[Items from a dataset]
--- START ---
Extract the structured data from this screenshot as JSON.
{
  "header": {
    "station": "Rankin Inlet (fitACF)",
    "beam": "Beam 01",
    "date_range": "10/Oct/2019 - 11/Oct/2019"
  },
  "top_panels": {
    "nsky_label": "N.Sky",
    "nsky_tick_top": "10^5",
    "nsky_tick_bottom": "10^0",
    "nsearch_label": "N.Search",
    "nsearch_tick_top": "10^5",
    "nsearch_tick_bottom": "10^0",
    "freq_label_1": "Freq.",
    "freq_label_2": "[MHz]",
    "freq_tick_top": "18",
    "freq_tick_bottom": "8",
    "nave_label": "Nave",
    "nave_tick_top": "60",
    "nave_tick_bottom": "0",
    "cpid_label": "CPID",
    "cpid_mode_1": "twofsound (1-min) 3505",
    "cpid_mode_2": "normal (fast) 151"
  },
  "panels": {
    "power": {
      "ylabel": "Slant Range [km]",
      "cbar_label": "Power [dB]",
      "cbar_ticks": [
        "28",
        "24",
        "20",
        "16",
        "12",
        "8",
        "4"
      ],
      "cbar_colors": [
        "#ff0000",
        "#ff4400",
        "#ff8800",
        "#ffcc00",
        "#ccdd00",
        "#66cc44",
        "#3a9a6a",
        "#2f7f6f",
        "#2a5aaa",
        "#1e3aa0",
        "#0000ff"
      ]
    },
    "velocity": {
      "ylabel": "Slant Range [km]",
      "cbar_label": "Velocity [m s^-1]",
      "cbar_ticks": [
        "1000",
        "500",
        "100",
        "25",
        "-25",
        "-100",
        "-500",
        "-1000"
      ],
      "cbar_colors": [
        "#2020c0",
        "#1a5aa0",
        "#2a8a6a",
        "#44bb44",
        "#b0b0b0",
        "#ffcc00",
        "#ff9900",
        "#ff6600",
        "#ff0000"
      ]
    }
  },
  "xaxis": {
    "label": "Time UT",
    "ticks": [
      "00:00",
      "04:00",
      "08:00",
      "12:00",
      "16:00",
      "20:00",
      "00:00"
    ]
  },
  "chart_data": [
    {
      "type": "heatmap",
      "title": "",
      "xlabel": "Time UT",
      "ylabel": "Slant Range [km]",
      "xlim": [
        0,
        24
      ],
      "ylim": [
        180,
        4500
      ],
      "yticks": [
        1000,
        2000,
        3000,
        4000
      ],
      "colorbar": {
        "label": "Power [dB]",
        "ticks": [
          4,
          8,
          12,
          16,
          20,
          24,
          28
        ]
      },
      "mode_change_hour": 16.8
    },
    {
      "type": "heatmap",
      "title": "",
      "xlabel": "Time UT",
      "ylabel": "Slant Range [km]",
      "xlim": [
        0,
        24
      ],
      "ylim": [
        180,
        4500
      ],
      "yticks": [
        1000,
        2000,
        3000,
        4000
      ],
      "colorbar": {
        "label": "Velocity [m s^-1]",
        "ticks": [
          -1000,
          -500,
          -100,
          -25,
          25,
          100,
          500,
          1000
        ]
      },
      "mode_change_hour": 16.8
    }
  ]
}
--- END ---
__Problem to solve__
Restate the data above word for word.

__Response to this task__
Extract the structured data from this screenshot as JSON.
{
  "header": {
    "station": "Rankin Inlet (fitACF)",
    "beam": "Beam 01",
    "date_range": "10/Oct/2019 - 11/Oct/2019"
  },
  "top_panels": {
    "nsky_label": "N.Sky",
    "nsky_tick_top": "10^5",
    "nsky_tick_bottom": "10^0",
    "nsearch_label": "N.Search",
    "nsearch_tick_top": "10^5",
    "nsearch_tick_bottom": "10^0",
    "freq_label_1": "Freq.",
    "freq_label_2": "[MHz]",
    "freq_tick_top": "18",
    "freq_tick_bottom": "8",
    "nave_label": "Nave",
    "nave_tick_top": "60",
    "nave_tick_bottom": "0",
    "cpid_label": "CPID",
    "cpid_mode_1": "twofsound (1-min) 3505",
    "cpid_mode_2": "normal (fast) 151"
  },
  "panels": {
    "power": {
      "ylabel": "Slant Range [km]",
      "cbar_label": "Power [dB]",
      "cbar_ticks": [
        "28",
        "24",
        "20",
        "16",
        "12",
        "8",
        "4"
      ],
      "cbar_colors": [
        "#ff0000",
        "#ff4400",
        "#ff8800",
        "#ffcc00",
        "#ccdd00",
        "#66cc44",
        "#3a9a6a",
        "#2f7f6f",
        "#2a5aaa",
        "#1e3aa0",
        "#0000ff"
      ]
    },
    "velocity": {
      "ylabel": "Slant Range [km]",
      "cbar_label": "Velocity [m s^-1]",
      "cbar_ticks": [
        "1000",
        "500",
        "100",
        "25",
        "-25",
        "-100",
        "-500",
        "-1000"
      ],
      "cbar_colors": [
        "#2020c0",
        "#1a5aa0",
        "#2a8a6a",
        "#44bb44",
        "#b0b0b0",
        "#ffcc00",
        "#ff9900",
        "#ff6600",
        "#ff0000"
      ]
    }
  },
  "xaxis": {
    "label": "Time UT",
    "ticks": [
      "00:00",
      "04:00",
      "08:00",
      "12:00",
      "16:00",
      "20:00",
      "00:00"
    ]
  },
  "chart_data": [
    {
      "type": "heatmap",
      "title": "",
      "xlabel": "Time UT",
      "ylabel": "Slant Range [km]",
      "xlim": [
        0,
        24
      ],
      "ylim": [
        180,
        4500
      ],
      "yticks": [
        1000,
        2000,
        3000,
        4000
      ],
      "colorbar": {
        "label": "Power [dB]",
        "ticks": [
          4,
          8,
          12,
          16,
          20,
          24,
          28
        ]
      },
      "mode_change_hour": 16.8
    },
    {
      "type": "heatmap",
      "title": "",
      "xlabel": "Time UT",
      "ylabel": "Slant Range [km]",
      "xlim": [
        0,
        24
      ],
      "ylim": [
        180,
        4500
      ],
      "yticks": [
        1000,
        2000,
        3000,
        4000
      ],
      "colorbar": {
        "label": "Velocity [m s^-1]",
        "ticks": [
          -1000,
          -500,
          -100,
          -25,
          25,
          100,
          500,
          1000
        ]
      },
      "mode_change_hour": 16.8
    }
  ]
}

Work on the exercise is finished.